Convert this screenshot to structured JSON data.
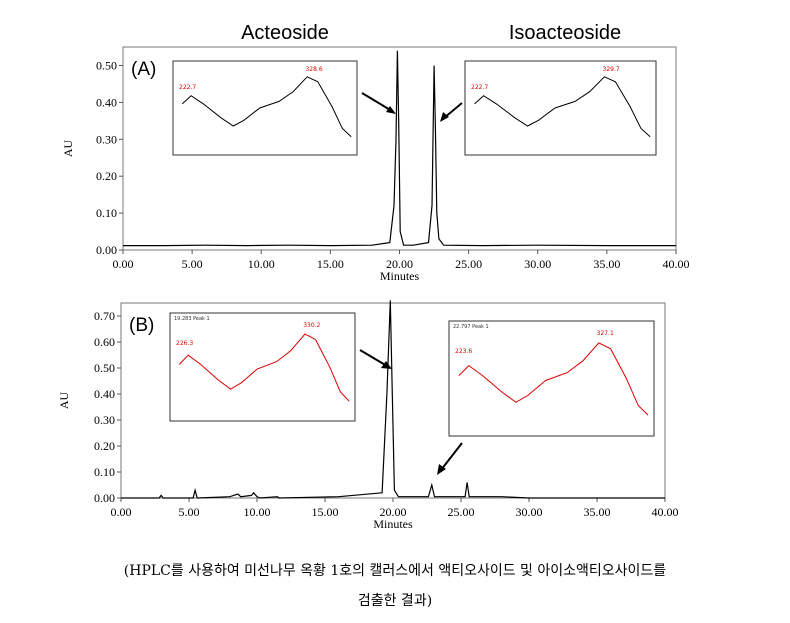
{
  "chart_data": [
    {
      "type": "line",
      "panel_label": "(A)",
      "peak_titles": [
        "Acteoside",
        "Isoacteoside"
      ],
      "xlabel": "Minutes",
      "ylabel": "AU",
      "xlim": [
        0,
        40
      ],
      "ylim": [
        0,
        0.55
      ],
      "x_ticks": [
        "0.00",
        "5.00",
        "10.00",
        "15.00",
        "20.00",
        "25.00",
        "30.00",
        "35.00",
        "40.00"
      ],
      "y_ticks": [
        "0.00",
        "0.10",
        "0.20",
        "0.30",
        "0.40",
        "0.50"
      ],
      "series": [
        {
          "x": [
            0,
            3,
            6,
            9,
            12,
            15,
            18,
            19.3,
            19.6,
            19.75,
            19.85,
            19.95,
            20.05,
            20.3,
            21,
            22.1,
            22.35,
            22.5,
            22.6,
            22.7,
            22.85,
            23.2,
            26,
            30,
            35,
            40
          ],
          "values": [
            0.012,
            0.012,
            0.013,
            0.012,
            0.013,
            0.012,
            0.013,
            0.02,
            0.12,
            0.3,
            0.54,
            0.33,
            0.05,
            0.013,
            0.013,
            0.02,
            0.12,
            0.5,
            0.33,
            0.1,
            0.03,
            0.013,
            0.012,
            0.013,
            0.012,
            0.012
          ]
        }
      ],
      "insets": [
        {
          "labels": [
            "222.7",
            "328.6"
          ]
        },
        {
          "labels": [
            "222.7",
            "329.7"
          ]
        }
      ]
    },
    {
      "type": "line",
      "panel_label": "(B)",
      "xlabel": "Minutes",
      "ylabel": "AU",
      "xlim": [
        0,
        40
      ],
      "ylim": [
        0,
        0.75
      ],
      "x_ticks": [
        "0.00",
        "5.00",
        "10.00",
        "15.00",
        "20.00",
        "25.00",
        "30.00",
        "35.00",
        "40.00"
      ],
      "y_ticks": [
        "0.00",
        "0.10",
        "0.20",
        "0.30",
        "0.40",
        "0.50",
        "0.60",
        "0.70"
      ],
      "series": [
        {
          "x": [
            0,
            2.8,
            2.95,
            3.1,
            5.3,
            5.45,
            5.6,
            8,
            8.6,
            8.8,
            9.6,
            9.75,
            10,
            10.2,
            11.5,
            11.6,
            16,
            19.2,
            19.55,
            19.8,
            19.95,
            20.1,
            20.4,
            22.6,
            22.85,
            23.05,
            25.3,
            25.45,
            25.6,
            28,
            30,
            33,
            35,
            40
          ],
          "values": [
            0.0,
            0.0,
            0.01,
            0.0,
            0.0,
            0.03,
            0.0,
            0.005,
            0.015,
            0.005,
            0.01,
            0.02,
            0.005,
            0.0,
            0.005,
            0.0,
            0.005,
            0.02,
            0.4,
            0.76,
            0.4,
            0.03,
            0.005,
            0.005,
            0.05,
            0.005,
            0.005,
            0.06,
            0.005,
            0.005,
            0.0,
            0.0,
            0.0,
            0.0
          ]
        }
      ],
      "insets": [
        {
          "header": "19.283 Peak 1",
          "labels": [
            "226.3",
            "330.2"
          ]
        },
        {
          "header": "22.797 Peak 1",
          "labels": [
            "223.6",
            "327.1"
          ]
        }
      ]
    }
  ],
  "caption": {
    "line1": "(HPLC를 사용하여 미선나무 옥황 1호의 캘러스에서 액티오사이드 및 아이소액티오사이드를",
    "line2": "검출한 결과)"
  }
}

--------------------------------------------------

-- Directions for this task --
All of the records need repeating exactly, except for the pictures.

-- Exercise solution --
Convert this screenshot to structured JSON data.
{
  "chart_data": [
    {
      "type": "line",
      "panel_label": "(A)",
      "peak_titles": [
        "Acteoside",
        "Isoacteoside"
      ],
      "xlabel": "Minutes",
      "ylabel": "AU",
      "xlim": [
        0,
        40
      ],
      "ylim": [
        0,
        0.55
      ],
      "x_ticks": [
        "0.00",
        "5.00",
        "10.00",
        "15.00",
        "20.00",
        "25.00",
        "30.00",
        "35.00",
        "40.00"
      ],
      "y_ticks": [
        "0.00",
        "0.10",
        "0.20",
        "0.30",
        "0.40",
        "0.50"
      ],
      "series": [
        {
          "x": [
            0,
            3,
            6,
            9,
            12,
            15,
            18,
            19.3,
            19.6,
            19.75,
            19.85,
            19.95,
            20.05,
            20.3,
            21,
            22.1,
            22.35,
            22.5,
            22.6,
            22.7,
            22.85,
            23.2,
            26,
            30,
            35,
            40
          ],
          "values": [
            0.012,
            0.012,
            0.013,
            0.012,
            0.013,
            0.012,
            0.013,
            0.02,
            0.12,
            0.3,
            0.54,
            0.33,
            0.05,
            0.013,
            0.013,
            0.02,
            0.12,
            0.5,
            0.33,
            0.1,
            0.03,
            0.013,
            0.012,
            0.013,
            0.012,
            0.012
          ]
        }
      ],
      "insets": [
        {
          "labels": [
            "222.7",
            "328.6"
          ]
        },
        {
          "labels": [
            "222.7",
            "329.7"
          ]
        }
      ]
    },
    {
      "type": "line",
      "panel_label": "(B)",
      "xlabel": "Minutes",
      "ylabel": "AU",
      "xlim": [
        0,
        40
      ],
      "ylim": [
        0,
        0.75
      ],
      "x_ticks": [
        "0.00",
        "5.00",
        "10.00",
        "15.00",
        "20.00",
        "25.00",
        "30.00",
        "35.00",
        "40.00"
      ],
      "y_ticks": [
        "0.00",
        "0.10",
        "0.20",
        "0.30",
        "0.40",
        "0.50",
        "0.60",
        "0.70"
      ],
      "series": [
        {
          "x": [
            0,
            2.8,
            2.95,
            3.1,
            5.3,
            5.45,
            5.6,
            8,
            8.6,
            8.8,
            9.6,
            9.75,
            10,
            10.2,
            11.5,
            11.6,
            16,
            19.2,
            19.55,
            19.8,
            19.95,
            20.1,
            20.4,
            22.6,
            22.85,
            23.05,
            25.3,
            25.45,
            25.6,
            28,
            30,
            33,
            35,
            40
          ],
          "values": [
            0.0,
            0.0,
            0.01,
            0.0,
            0.0,
            0.03,
            0.0,
            0.005,
            0.015,
            0.005,
            0.01,
            0.02,
            0.005,
            0.0,
            0.005,
            0.0,
            0.005,
            0.02,
            0.4,
            0.76,
            0.4,
            0.03,
            0.005,
            0.005,
            0.05,
            0.005,
            0.005,
            0.06,
            0.005,
            0.005,
            0.0,
            0.0,
            0.0,
            0.0
          ]
        }
      ],
      "insets": [
        {
          "header": "19.283 Peak 1",
          "labels": [
            "226.3",
            "330.2"
          ]
        },
        {
          "header": "22.797 Peak 1",
          "labels": [
            "223.6",
            "327.1"
          ]
        }
      ]
    }
  ],
  "caption": {
    "line1": "(HPLC를 사용하여 미선나무 옥황 1호의 캘러스에서 액티오사이드 및 아이소액티오사이드를",
    "line2": "검출한 결과)"
  }
}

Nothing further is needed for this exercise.